# Dataset content:
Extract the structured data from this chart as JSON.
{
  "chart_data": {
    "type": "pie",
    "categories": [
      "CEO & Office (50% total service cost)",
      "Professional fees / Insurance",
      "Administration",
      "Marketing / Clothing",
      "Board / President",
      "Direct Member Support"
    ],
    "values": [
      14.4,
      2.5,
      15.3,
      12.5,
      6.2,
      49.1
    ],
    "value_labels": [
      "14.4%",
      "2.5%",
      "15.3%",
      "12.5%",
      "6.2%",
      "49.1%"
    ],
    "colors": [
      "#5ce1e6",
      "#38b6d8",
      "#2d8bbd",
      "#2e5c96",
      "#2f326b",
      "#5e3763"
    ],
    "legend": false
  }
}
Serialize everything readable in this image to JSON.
* * *
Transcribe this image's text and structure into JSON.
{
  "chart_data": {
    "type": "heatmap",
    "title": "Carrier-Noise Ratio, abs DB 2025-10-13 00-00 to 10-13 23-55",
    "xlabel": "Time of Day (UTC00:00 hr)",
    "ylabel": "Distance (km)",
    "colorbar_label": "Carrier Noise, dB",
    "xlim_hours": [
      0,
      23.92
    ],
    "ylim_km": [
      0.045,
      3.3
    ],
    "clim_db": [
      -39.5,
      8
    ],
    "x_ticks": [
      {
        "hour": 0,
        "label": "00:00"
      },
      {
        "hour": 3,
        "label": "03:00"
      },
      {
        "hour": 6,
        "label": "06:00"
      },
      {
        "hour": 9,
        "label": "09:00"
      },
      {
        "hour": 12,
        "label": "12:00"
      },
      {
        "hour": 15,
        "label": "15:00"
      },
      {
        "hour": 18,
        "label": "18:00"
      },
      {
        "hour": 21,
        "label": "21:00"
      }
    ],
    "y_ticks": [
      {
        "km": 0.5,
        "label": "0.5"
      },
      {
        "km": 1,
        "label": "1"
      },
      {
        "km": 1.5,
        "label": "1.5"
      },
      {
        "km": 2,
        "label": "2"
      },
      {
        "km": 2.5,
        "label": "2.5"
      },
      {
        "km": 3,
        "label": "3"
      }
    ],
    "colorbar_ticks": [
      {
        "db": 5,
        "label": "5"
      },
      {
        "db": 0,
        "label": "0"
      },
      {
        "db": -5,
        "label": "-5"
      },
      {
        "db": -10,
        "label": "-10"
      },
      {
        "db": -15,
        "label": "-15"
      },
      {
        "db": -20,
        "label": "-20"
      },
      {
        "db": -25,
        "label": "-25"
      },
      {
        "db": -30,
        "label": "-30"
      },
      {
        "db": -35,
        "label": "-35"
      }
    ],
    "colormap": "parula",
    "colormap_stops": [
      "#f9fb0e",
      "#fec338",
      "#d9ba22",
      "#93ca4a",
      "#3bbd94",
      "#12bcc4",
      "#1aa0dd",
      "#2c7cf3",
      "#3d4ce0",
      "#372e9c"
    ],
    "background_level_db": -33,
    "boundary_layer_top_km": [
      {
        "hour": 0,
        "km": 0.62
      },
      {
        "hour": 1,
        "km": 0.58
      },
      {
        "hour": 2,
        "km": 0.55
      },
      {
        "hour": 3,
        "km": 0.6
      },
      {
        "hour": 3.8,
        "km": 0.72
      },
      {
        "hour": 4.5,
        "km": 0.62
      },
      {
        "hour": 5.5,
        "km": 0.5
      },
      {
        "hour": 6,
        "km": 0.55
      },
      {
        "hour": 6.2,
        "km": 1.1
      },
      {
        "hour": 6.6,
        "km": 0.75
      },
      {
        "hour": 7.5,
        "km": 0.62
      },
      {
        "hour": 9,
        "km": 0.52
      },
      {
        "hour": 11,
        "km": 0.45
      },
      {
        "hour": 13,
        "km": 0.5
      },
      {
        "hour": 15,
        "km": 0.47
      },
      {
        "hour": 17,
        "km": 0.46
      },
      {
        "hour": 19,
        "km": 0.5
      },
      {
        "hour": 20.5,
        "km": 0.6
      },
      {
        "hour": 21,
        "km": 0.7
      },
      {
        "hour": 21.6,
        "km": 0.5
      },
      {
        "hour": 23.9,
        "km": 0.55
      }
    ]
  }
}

# Goal:
In the listing above, find the line with "Extract the structured" and the line with "Serialize everything readable", then print exactly those lines and every line between them.

# The answer:
Extract the structured data from this chart as JSON.
{
  "chart_data": {
    "type": "pie",
    "categories": [
      "CEO & Office (50% total service cost)",
      "Professional fees / Insurance",
      "Administration",
      "Marketing / Clothing",
      "Board / President",
      "Direct Member Support"
    ],
    "values": [
      14.4,
      2.5,
      15.3,
      12.5,
      6.2,
      49.1
    ],
    "value_labels": [
      "14.4%",
      "2.5%",
      "15.3%",
      "12.5%",
      "6.2%",
      "49.1%"
    ],
    "colors": [
      "#5ce1e6",
      "#38b6d8",
      "#2d8bbd",
      "#2e5c96",
      "#2f326b",
      "#5e3763"
    ],
    "legend": false
  }
}
Serialize everything readable in this image to JSON.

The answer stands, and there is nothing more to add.